### EXERCISE DATA
::::
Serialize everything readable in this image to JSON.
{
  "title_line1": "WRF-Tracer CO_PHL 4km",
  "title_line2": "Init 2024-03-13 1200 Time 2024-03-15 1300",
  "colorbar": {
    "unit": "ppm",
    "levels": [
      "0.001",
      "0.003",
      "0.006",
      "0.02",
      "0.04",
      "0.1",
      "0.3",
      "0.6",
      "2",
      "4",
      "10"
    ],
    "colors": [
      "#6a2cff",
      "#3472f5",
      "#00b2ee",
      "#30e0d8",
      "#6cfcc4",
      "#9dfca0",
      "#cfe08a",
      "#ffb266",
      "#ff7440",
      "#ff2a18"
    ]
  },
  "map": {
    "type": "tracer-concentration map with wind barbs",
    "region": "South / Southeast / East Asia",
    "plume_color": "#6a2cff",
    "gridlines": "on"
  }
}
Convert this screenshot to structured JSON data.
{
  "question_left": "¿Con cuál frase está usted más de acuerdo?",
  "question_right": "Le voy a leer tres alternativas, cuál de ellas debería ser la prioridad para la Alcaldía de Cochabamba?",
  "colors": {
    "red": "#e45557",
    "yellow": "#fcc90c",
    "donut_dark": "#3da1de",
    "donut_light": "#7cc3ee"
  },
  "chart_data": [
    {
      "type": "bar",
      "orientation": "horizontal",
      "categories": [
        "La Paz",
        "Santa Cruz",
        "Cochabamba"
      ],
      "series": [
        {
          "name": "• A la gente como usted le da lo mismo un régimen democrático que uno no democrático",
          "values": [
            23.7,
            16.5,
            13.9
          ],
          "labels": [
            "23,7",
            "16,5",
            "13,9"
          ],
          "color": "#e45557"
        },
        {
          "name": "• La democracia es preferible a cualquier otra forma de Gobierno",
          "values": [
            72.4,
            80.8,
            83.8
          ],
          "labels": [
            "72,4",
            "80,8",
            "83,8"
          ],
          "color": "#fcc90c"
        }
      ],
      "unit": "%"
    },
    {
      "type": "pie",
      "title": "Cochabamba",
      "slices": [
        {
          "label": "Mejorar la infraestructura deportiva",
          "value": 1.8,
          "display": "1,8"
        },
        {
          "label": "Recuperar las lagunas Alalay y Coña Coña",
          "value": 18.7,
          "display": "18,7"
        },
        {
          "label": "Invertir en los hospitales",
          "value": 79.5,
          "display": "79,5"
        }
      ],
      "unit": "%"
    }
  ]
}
::::
### TASK
Write out all the lines again, exactly as they are.

### WRITTEN ANSWER
Serialize everything readable in this image to JSON.
{
  "title_line1": "WRF-Tracer CO_PHL 4km",
  "title_line2": "Init 2024-03-13 1200 Time 2024-03-15 1300",
  "colorbar": {
    "unit": "ppm",
    "levels": [
      "0.001",
      "0.003",
      "0.006",
      "0.02",
      "0.04",
      "0.1",
      "0.3",
      "0.6",
      "2",
      "4",
      "10"
    ],
    "colors": [
      "#6a2cff",
      "#3472f5",
      "#00b2ee",
      "#30e0d8",
      "#6cfcc4",
      "#9dfca0",
      "#cfe08a",
      "#ffb266",
      "#ff7440",
      "#ff2a18"
    ]
  },
  "map": {
    "type": "tracer-concentration map with wind barbs",
    "region": "South / Southeast / East Asia",
    "plume_color": "#6a2cff",
    "gridlines": "on"
  }
}
Convert this screenshot to structured JSON data.
{
  "question_left": "¿Con cuál frase está usted más de acuerdo?",
  "question_right": "Le voy a leer tres alternativas, cuál de ellas debería ser la prioridad para la Alcaldía de Cochabamba?",
  "colors": {
    "red": "#e45557",
    "yellow": "#fcc90c",
    "donut_dark": "#3da1de",
    "donut_light": "#7cc3ee"
  },
  "chart_data": [
    {
      "type": "bar",
      "orientation": "horizontal",
      "categories": [
        "La Paz",
        "Santa Cruz",
        "Cochabamba"
      ],
      "series": [
        {
          "name": "• A la gente como usted le da lo mismo un régimen democrático que uno no democrático",
          "values": [
            23.7,
            16.5,
            13.9
          ],
          "labels": [
            "23,7",
            "16,5",
            "13,9"
          ],
          "color": "#e45557"
        },
        {
          "name": "• La democracia es preferible a cualquier otra forma de Gobierno",
          "values": [
            72.4,
            80.8,
            83.8
          ],
          "labels": [
            "72,4",
            "80,8",
            "83,8"
          ],
          "color": "#fcc90c"
        }
      ],
      "unit": "%"
    },
    {
      "type": "pie",
      "title": "Cochabamba",
      "slices": [
        {
          "label": "Mejorar la infraestructura deportiva",
          "value": 1.8,
          "display": "1,8"
        },
        {
          "label": "Recuperar las lagunas Alalay y Coña Coña",
          "value": 18.7,
          "display": "18,7"
        },
        {
          "label": "Invertir en los hospitales",
          "value": 79.5,
          "display": "79,5"
        }
      ],
      "unit": "%"
    }
  ]
}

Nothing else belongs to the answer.